Look through the entries below and show every line containing the word "ffffff".

Dataset records

┌──

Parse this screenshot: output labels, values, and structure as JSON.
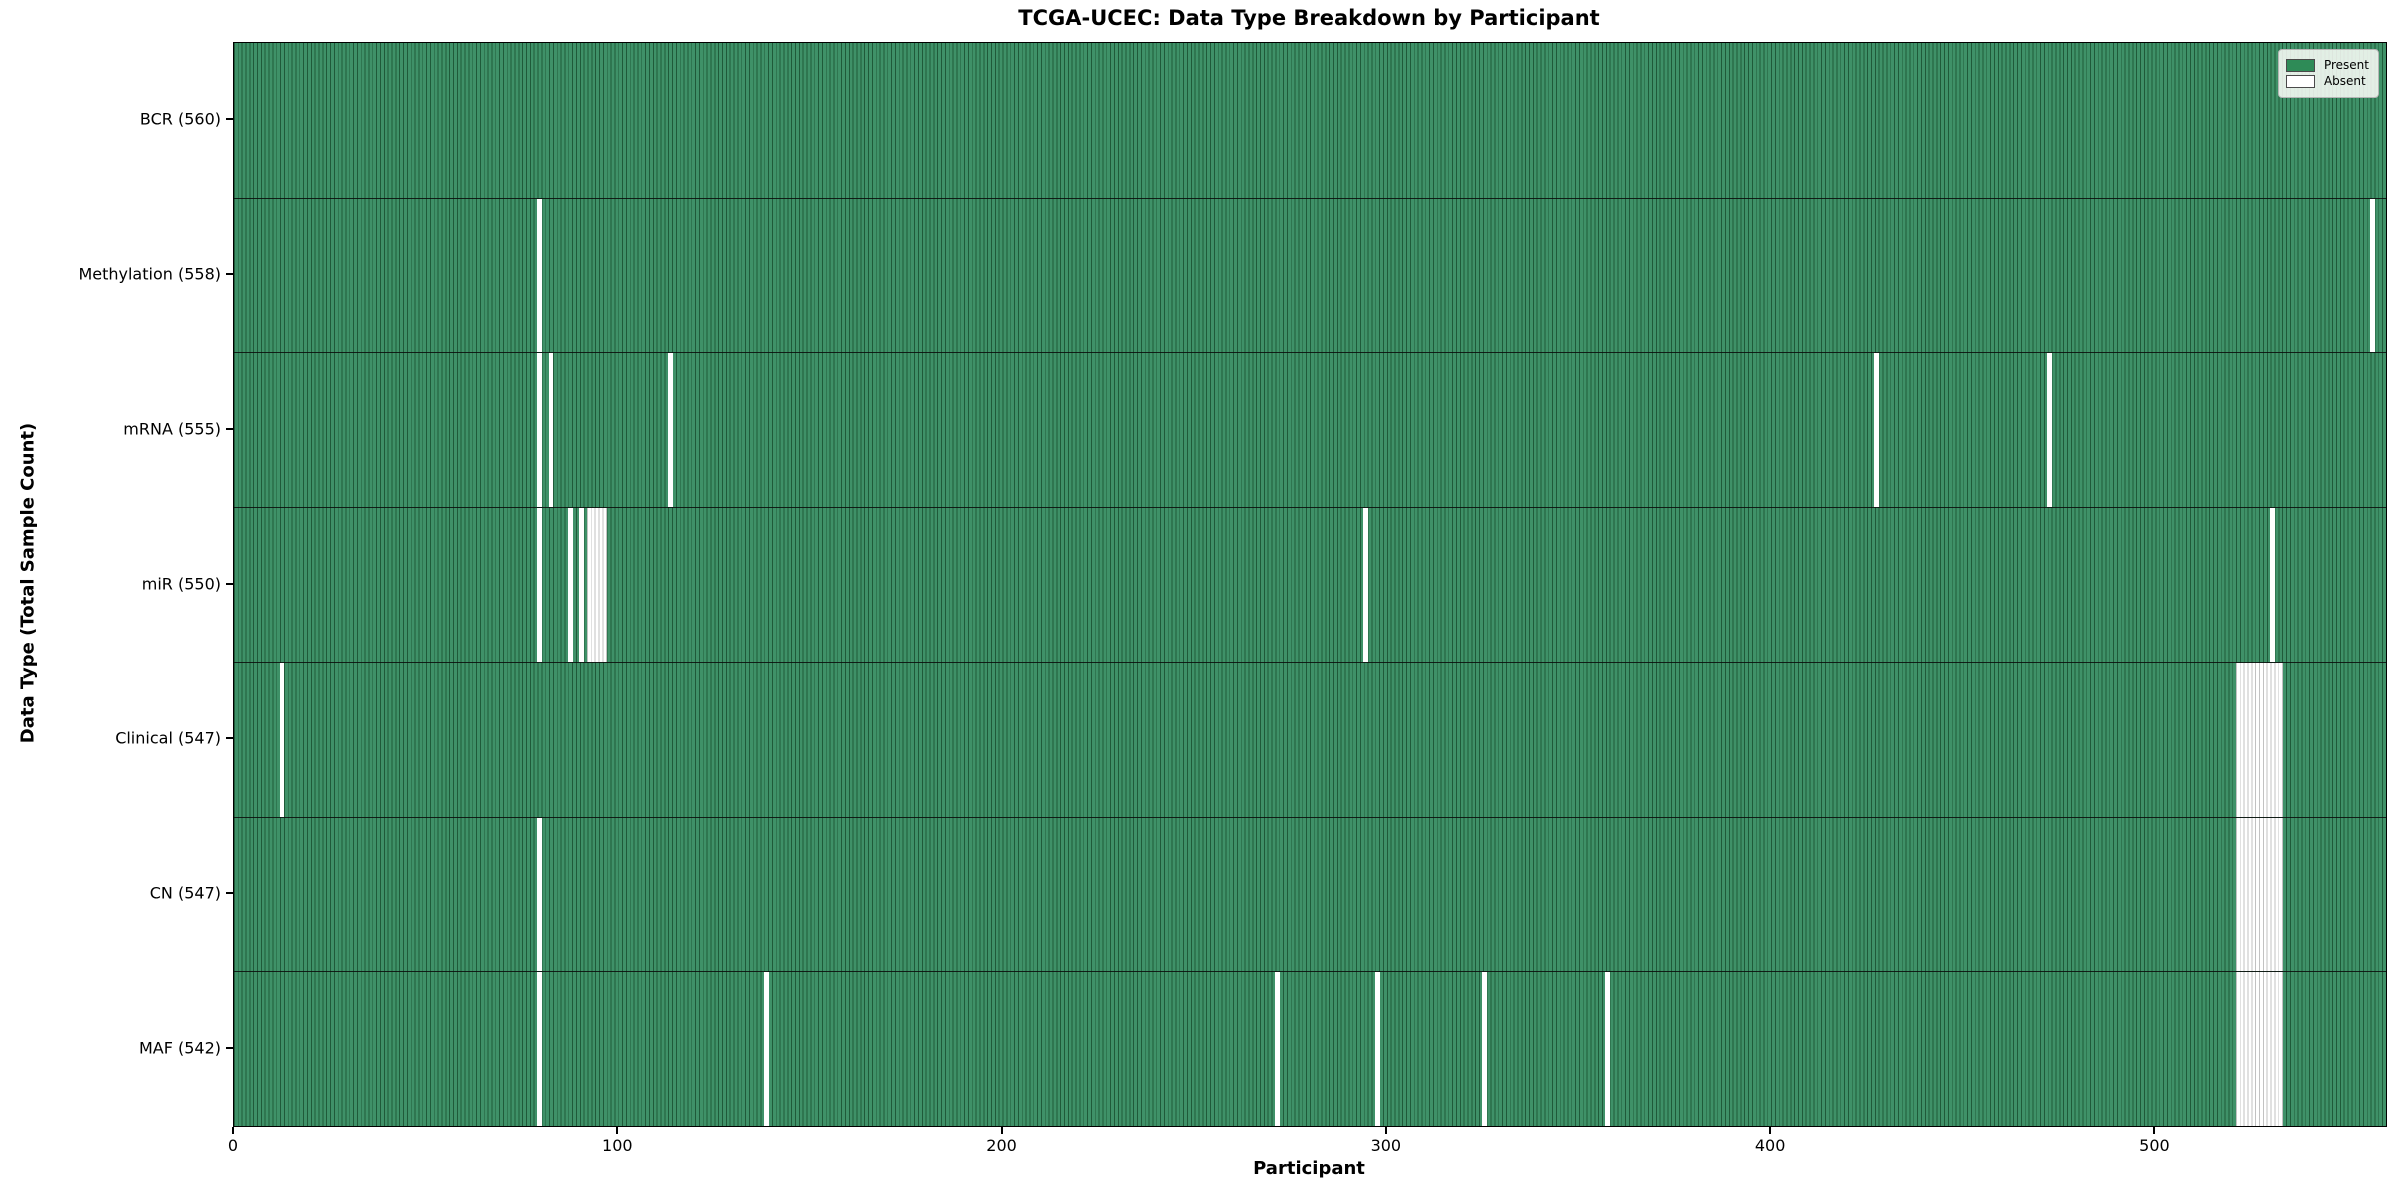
{
  "figure": {
    "background": "#ffffff"
  },
  "chart_data": {
    "type": "heatmap",
    "title": "TCGA-UCEC: Data Type Breakdown by Participant",
    "xlabel": "Participant",
    "ylabel": "Data Type (Total Sample Count)",
    "x_tick_values": [
      0,
      100,
      200,
      300,
      400,
      500
    ],
    "x_tick_labels": [
      "0",
      "100",
      "200",
      "300",
      "400",
      "500"
    ],
    "xlim": [
      0,
      560
    ],
    "n_participants": 560,
    "grid": false,
    "legend_position": "upper right",
    "legend": [
      {
        "label": "Present",
        "color": "#2e8b57"
      },
      {
        "label": "Absent",
        "color": "#ffffff"
      }
    ],
    "colors": {
      "present_fill": "#3f9168",
      "present_edge": "#1f5a39",
      "absent_fill": "#ffffff",
      "absent_edge": "#c2c2c2",
      "row_divider": "#0a0a0a",
      "axis": "#000000"
    },
    "rows": [
      {
        "label": "BCR (560)",
        "data_type": "BCR",
        "total": 560,
        "absent_participants": []
      },
      {
        "label": "Methylation (558)",
        "data_type": "Methylation",
        "total": 558,
        "absent_participants": [
          79,
          556
        ]
      },
      {
        "label": "mRNA (555)",
        "data_type": "mRNA",
        "total": 555,
        "absent_participants": [
          79,
          82,
          113,
          427,
          472
        ]
      },
      {
        "label": "miR (550)",
        "data_type": "miR",
        "total": 550,
        "absent_participants": [
          79,
          87,
          90,
          92,
          93,
          94,
          95,
          96,
          294,
          530
        ]
      },
      {
        "label": "Clinical (547)",
        "data_type": "Clinical",
        "total": 547,
        "absent_participants": [
          12,
          521,
          522,
          523,
          524,
          525,
          526,
          527,
          528,
          529,
          530,
          531,
          532
        ]
      },
      {
        "label": "CN (547)",
        "data_type": "CN",
        "total": 547,
        "absent_participants": [
          79,
          521,
          522,
          523,
          524,
          525,
          526,
          527,
          528,
          529,
          530,
          531,
          532
        ]
      },
      {
        "label": "MAF (542)",
        "data_type": "MAF",
        "total": 542,
        "absent_participants": [
          79,
          138,
          271,
          297,
          325,
          357,
          521,
          522,
          523,
          524,
          525,
          526,
          527,
          528,
          529,
          530,
          531,
          532
        ]
      }
    ]
  }
}
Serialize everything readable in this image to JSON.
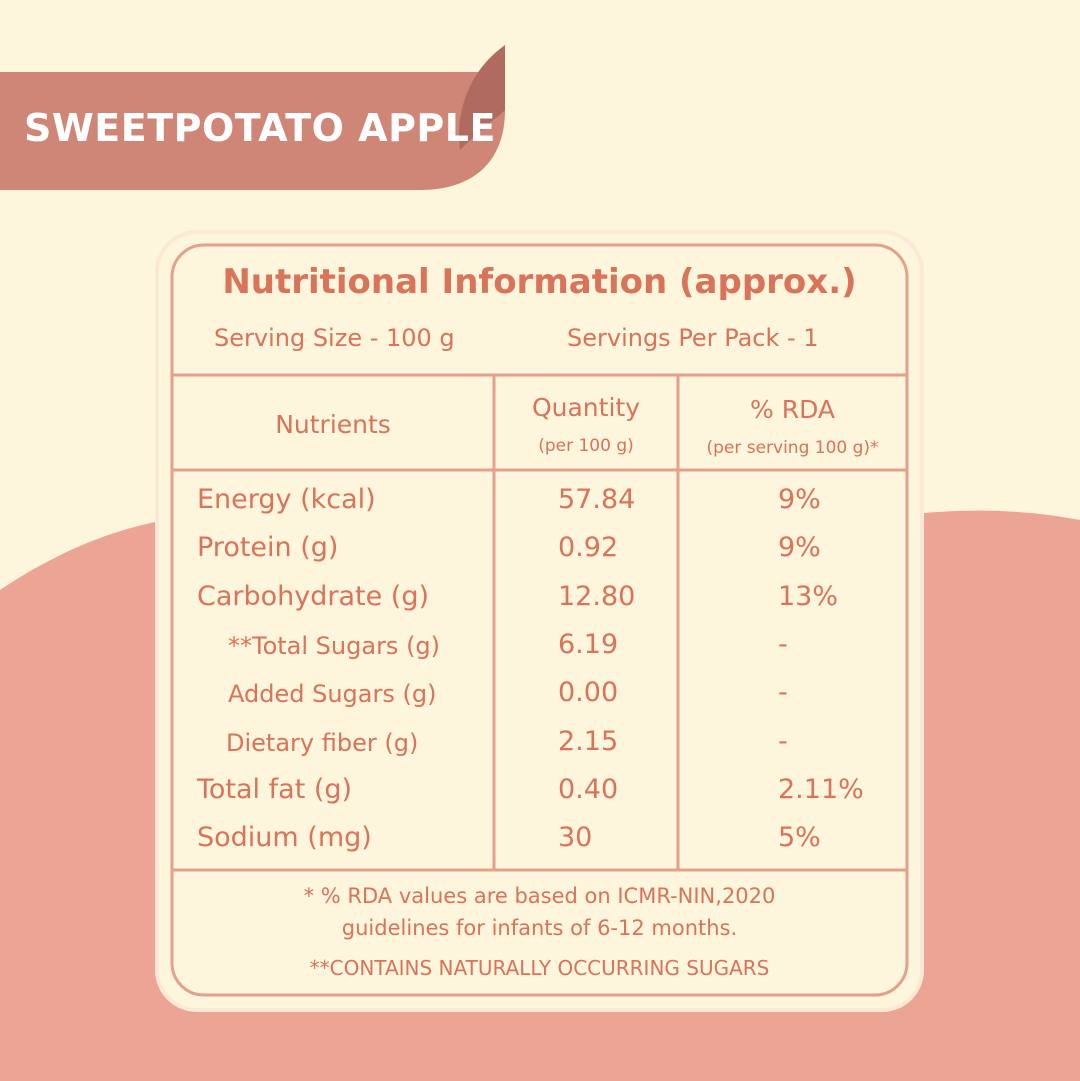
{
  "banner": {
    "title": "SWEETPOTATO APPLE"
  },
  "label": {
    "title": "Nutritional Information (approx.)",
    "serving_size": "Serving Size - 100 g",
    "servings_per_pack": "Servings Per Pack - 1",
    "table": {
      "headers": [
        {
          "title": "Nutrients"
        },
        {
          "title": "Quantity",
          "subtitle": "(per 100 g)"
        },
        {
          "title": "% RDA",
          "subtitle": "(per serving 100 g)*"
        }
      ],
      "rows": [
        [
          "Energy (kcal)",
          "57.84",
          "9%"
        ],
        [
          "Protein (g)",
          "0.92",
          "9%"
        ],
        [
          "Carbohydrate (g)",
          "12.80",
          "13%"
        ],
        [
          "**Total Sugars (g)",
          "6.19",
          "-"
        ],
        [
          "Added Sugars (g)",
          "0.00",
          "-"
        ],
        [
          "Dietary fiber (g)",
          "2.15",
          "-"
        ],
        [
          "Total fat (g)",
          "0.40",
          "2.11%"
        ],
        [
          "Sodium (mg)",
          "30",
          "5%"
        ]
      ]
    },
    "footnotes": [
      "* % RDA values are based on ICMR-NIN,2020",
      "guidelines for infants of 6-12 months.",
      "**CONTAINS NATURALLY OCCURRING SUGARS"
    ]
  }
}
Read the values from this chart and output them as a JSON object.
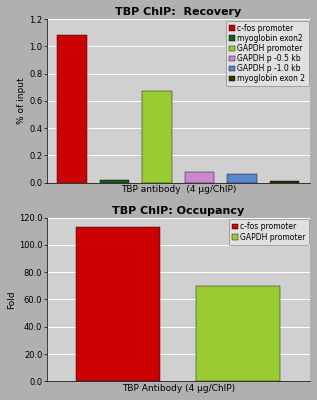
{
  "title1": "TBP ChIP:  Recovery",
  "title2": "TBP ChIP: Occupancy",
  "xlabel1": "TBP antibody  (4 μg/ChIP)",
  "xlabel2": "TBP Antibody (4 μg/ChIP)",
  "ylabel1": "% of input",
  "ylabel2": "Fold",
  "recovery_values": [
    1.08,
    0.02,
    0.67,
    0.08,
    0.06,
    0.01
  ],
  "recovery_colors": [
    "#cc0000",
    "#1a5c1a",
    "#99cc33",
    "#cc88cc",
    "#5588cc",
    "#2a3a00"
  ],
  "recovery_labels": [
    "c-fos promoter",
    "myoglobin exon2",
    "GAPDH promoter",
    "GAPDH p -0.5 kb",
    "GAPDH p -1.0 kb",
    "myoglobin exon 2"
  ],
  "recovery_ylim": [
    0,
    1.2
  ],
  "recovery_yticks": [
    0.0,
    0.2,
    0.4,
    0.6,
    0.8,
    1.0,
    1.2
  ],
  "occupancy_values": [
    113.0,
    70.0
  ],
  "occupancy_colors": [
    "#cc0000",
    "#99cc33"
  ],
  "occupancy_labels": [
    "c-fos promoter",
    "GAPDH promoter"
  ],
  "occupancy_ylim": [
    0,
    120
  ],
  "occupancy_yticks": [
    0.0,
    20.0,
    40.0,
    60.0,
    80.0,
    100.0,
    120.0
  ],
  "bg_color": "#d0d0d0",
  "fig_bg": "#b0b0b0",
  "legend_bg": "#e0e0e0",
  "title_fontsize": 8,
  "label_fontsize": 6.5,
  "tick_fontsize": 6,
  "legend_fontsize": 5.5
}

└──

■ **Solution to this problem**:
    "background": "#ffffff"
        "color": "#ffffff"
      "absent_fill": "#ffffff",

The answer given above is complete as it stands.